GIVEN REQUEST> Print all entries word for word.

Saved data entries:
— start —

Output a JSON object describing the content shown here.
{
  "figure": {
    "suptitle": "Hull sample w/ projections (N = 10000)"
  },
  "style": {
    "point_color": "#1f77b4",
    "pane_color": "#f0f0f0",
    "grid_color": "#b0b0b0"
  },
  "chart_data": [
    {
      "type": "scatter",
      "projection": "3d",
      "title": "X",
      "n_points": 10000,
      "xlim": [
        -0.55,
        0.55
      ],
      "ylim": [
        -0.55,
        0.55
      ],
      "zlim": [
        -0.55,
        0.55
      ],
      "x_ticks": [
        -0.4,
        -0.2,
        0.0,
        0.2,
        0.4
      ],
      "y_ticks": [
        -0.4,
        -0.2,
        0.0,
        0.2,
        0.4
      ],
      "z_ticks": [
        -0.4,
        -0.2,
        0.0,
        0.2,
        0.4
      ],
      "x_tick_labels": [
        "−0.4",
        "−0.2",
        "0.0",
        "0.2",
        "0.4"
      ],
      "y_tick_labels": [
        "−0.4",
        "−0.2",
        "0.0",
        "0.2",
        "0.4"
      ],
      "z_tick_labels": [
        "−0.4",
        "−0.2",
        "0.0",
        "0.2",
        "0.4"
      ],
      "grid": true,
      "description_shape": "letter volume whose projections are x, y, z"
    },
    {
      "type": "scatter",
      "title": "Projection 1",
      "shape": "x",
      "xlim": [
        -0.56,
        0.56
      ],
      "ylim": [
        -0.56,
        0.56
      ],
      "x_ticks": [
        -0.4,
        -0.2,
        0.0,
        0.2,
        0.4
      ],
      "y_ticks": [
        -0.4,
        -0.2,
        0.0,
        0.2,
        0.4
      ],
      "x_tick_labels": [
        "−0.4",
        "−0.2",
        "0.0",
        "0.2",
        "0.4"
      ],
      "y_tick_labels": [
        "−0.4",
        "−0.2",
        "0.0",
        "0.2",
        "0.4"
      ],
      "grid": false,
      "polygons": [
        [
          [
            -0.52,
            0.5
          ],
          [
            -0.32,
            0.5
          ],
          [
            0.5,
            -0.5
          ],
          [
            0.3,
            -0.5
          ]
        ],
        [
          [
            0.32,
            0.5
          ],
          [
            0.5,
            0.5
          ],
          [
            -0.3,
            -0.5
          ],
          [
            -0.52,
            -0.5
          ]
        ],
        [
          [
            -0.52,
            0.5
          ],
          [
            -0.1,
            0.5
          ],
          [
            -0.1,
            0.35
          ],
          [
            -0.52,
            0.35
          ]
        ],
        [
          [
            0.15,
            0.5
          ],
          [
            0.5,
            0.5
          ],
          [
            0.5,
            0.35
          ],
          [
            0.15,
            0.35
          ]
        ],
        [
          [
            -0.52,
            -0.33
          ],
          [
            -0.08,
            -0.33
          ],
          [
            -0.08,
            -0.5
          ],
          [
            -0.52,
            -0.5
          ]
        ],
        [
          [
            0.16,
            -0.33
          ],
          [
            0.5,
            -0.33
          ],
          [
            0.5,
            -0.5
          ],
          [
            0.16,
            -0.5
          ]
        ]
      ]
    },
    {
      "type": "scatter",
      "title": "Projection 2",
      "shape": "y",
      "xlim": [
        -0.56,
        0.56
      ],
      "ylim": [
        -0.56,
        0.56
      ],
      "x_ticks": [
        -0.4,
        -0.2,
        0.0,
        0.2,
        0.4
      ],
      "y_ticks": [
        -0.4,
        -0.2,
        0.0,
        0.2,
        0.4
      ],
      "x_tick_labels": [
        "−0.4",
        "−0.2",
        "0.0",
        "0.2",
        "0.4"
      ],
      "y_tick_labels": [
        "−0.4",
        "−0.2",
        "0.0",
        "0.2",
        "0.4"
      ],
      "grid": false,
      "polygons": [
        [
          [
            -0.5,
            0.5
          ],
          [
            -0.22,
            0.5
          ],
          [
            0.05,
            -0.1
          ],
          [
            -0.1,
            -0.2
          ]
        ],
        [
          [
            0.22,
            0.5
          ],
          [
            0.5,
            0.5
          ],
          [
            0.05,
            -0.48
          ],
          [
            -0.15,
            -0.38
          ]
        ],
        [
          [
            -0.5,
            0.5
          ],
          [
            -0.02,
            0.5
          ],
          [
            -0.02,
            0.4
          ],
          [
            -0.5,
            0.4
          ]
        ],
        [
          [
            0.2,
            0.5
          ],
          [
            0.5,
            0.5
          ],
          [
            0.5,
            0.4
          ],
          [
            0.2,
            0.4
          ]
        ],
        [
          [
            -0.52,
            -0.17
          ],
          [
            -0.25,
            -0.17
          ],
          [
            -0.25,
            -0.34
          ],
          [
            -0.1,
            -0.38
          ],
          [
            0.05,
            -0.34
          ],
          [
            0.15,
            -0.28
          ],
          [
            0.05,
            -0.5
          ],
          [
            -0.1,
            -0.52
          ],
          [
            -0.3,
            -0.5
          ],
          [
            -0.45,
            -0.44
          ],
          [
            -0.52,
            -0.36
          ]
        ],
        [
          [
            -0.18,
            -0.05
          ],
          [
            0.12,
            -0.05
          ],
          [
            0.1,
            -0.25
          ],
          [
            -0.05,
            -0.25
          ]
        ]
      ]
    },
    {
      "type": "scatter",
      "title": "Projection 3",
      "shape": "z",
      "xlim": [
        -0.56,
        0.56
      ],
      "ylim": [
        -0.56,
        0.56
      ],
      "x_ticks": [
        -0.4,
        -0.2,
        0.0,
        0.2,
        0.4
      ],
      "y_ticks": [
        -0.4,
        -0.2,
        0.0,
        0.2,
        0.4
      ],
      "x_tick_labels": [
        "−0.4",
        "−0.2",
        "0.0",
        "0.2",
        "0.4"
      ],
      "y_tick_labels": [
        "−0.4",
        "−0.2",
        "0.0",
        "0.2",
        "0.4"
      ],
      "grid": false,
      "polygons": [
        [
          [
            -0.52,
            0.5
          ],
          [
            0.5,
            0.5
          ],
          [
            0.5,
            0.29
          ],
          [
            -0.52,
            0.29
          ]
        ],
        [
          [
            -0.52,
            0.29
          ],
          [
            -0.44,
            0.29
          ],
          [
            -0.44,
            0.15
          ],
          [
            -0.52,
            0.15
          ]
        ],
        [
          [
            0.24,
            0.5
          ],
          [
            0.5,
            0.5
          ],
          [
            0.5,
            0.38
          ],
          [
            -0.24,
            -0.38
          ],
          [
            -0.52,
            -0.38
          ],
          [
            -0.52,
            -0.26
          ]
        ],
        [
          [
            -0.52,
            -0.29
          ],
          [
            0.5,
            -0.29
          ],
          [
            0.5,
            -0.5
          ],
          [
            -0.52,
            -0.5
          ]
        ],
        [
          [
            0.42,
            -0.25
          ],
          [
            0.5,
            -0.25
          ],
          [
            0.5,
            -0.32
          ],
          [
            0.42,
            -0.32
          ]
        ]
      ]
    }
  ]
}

— end —

SOLUTION TO THIS PROBLEM>
Output a JSON object describing the content shown here.
{
  "figure": {
    "suptitle": "Hull sample w/ projections (N = 10000)"
  },
  "style": {
    "point_color": "#1f77b4",
    "pane_color": "#f0f0f0",
    "grid_color": "#b0b0b0"
  },
  "chart_data": [
    {
      "type": "scatter",
      "projection": "3d",
      "title": "X",
      "n_points": 10000,
      "xlim": [
        -0.55,
        0.55
      ],
      "ylim": [
        -0.55,
        0.55
      ],
      "zlim": [
        -0.55,
        0.55
      ],
      "x_ticks": [
        -0.4,
        -0.2,
        0.0,
        0.2,
        0.4
      ],
      "y_ticks": [
        -0.4,
        -0.2,
        0.0,
        0.2,
        0.4
      ],
      "z_ticks": [
        -0.4,
        -0.2,
        0.0,
        0.2,
        0.4
      ],
      "x_tick_labels": [
        "−0.4",
        "−0.2",
        "0.0",
        "0.2",
        "0.4"
      ],
      "y_tick_labels": [
        "−0.4",
        "−0.2",
        "0.0",
        "0.2",
        "0.4"
      ],
      "z_tick_labels": [
        "−0.4",
        "−0.2",
        "0.0",
        "0.2",
        "0.4"
      ],
      "grid": true,
      "description_shape": "letter volume whose projections are x, y, z"
    },
    {
      "type": "scatter",
      "title": "Projection 1",
      "shape": "x",
      "xlim": [
        -0.56,
        0.56
      ],
      "ylim": [
        -0.56,
        0.56
      ],
      "x_ticks": [
        -0.4,
        -0.2,
        0.0,
        0.2,
        0.4
      ],
      "y_ticks": [
        -0.4,
        -0.2,
        0.0,
        0.2,
        0.4
      ],
      "x_tick_labels": [
        "−0.4",
        "−0.2",
        "0.0",
        "0.2",
        "0.4"
      ],
      "y_tick_labels": [
        "−0.4",
        "−0.2",
        "0.0",
        "0.2",
        "0.4"
      ],
      "grid": false,
      "polygons": [
        [
          [
            -0.52,
            0.5
          ],
          [
            -0.32,
            0.5
          ],
          [
            0.5,
            -0.5
          ],
          [
            0.3,
            -0.5
          ]
        ],
        [
          [
            0.32,
            0.5
          ],
          [
            0.5,
            0.5
          ],
          [
            -0.3,
            -0.5
          ],
          [
            -0.52,
            -0.5
          ]
        ],
        [
          [
            -0.52,
            0.5
          ],
          [
            -0.1,
            0.5
          ],
          [
            -0.1,
            0.35
          ],
          [
            -0.52,
            0.35
          ]
        ],
        [
          [
            0.15,
            0.5
          ],
          [
            0.5,
            0.5
          ],
          [
            0.5,
            0.35
          ],
          [
            0.15,
            0.35
          ]
        ],
        [
          [
            -0.52,
            -0.33
          ],
          [
            -0.08,
            -0.33
          ],
          [
            -0.08,
            -0.5
          ],
          [
            -0.52,
            -0.5
          ]
        ],
        [
          [
            0.16,
            -0.33
          ],
          [
            0.5,
            -0.33
          ],
          [
            0.5,
            -0.5
          ],
          [
            0.16,
            -0.5
          ]
        ]
      ]
    },
    {
      "type": "scatter",
      "title": "Projection 2",
      "shape": "y",
      "xlim": [
        -0.56,
        0.56
      ],
      "ylim": [
        -0.56,
        0.56
      ],
      "x_ticks": [
        -0.4,
        -0.2,
        0.0,
        0.2,
        0.4
      ],
      "y_ticks": [
        -0.4,
        -0.2,
        0.0,
        0.2,
        0.4
      ],
      "x_tick_labels": [
        "−0.4",
        "−0.2",
        "0.0",
        "0.2",
        "0.4"
      ],
      "y_tick_labels": [
        "−0.4",
        "−0.2",
        "0.0",
        "0.2",
        "0.4"
      ],
      "grid": false,
      "polygons": [
        [
          [
            -0.5,
            0.5
          ],
          [
            -0.22,
            0.5
          ],
          [
            0.05,
            -0.1
          ],
          [
            -0.1,
            -0.2
          ]
        ],
        [
          [
            0.22,
            0.5
          ],
          [
            0.5,
            0.5
          ],
          [
            0.05,
            -0.48
          ],
          [
            -0.15,
            -0.38
          ]
        ],
        [
          [
            -0.5,
            0.5
          ],
          [
            -0.02,
            0.5
          ],
          [
            -0.02,
            0.4
          ],
          [
            -0.5,
            0.4
          ]
        ],
        [
          [
            0.2,
            0.5
          ],
          [
            0.5,
            0.5
          ],
          [
            0.5,
            0.4
          ],
          [
            0.2,
            0.4
          ]
        ],
        [
          [
            -0.52,
            -0.17
          ],
          [
            -0.25,
            -0.17
          ],
          [
            -0.25,
            -0.34
          ],
          [
            -0.1,
            -0.38
          ],
          [
            0.05,
            -0.34
          ],
          [
            0.15,
            -0.28
          ],
          [
            0.05,
            -0.5
          ],
          [
            -0.1,
            -0.52
          ],
          [
            -0.3,
            -0.5
          ],
          [
            -0.45,
            -0.44
          ],
          [
            -0.52,
            -0.36
          ]
        ],
        [
          [
            -0.18,
            -0.05
          ],
          [
            0.12,
            -0.05
          ],
          [
            0.1,
            -0.25
          ],
          [
            -0.05,
            -0.25
          ]
        ]
      ]
    },
    {
      "type": "scatter",
      "title": "Projection 3",
      "shape": "z",
      "xlim": [
        -0.56,
        0.56
      ],
      "ylim": [
        -0.56,
        0.56
      ],
      "x_ticks": [
        -0.4,
        -0.2,
        0.0,
        0.2,
        0.4
      ],
      "y_ticks": [
        -0.4,
        -0.2,
        0.0,
        0.2,
        0.4
      ],
      "x_tick_labels": [
        "−0.4",
        "−0.2",
        "0.0",
        "0.2",
        "0.4"
      ],
      "y_tick_labels": [
        "−0.4",
        "−0.2",
        "0.0",
        "0.2",
        "0.4"
      ],
      "grid": false,
      "polygons": [
        [
          [
            -0.52,
            0.5
          ],
          [
            0.5,
            0.5
          ],
          [
            0.5,
            0.29
          ],
          [
            -0.52,
            0.29
          ]
        ],
        [
          [
            -0.52,
            0.29
          ],
          [
            -0.44,
            0.29
          ],
          [
            -0.44,
            0.15
          ],
          [
            -0.52,
            0.15
          ]
        ],
        [
          [
            0.24,
            0.5
          ],
          [
            0.5,
            0.5
          ],
          [
            0.5,
            0.38
          ],
          [
            -0.24,
            -0.38
          ],
          [
            -0.52,
            -0.38
          ],
          [
            -0.52,
            -0.26
          ]
        ],
        [
          [
            -0.52,
            -0.29
          ],
          [
            0.5,
            -0.29
          ],
          [
            0.5,
            -0.5
          ],
          [
            -0.52,
            -0.5
          ]
        ],
        [
          [
            0.42,
            -0.25
          ],
          [
            0.5,
            -0.25
          ],
          [
            0.5,
            -0.32
          ],
          [
            0.42,
            -0.32
          ]
        ]
      ]
    }
  ]
}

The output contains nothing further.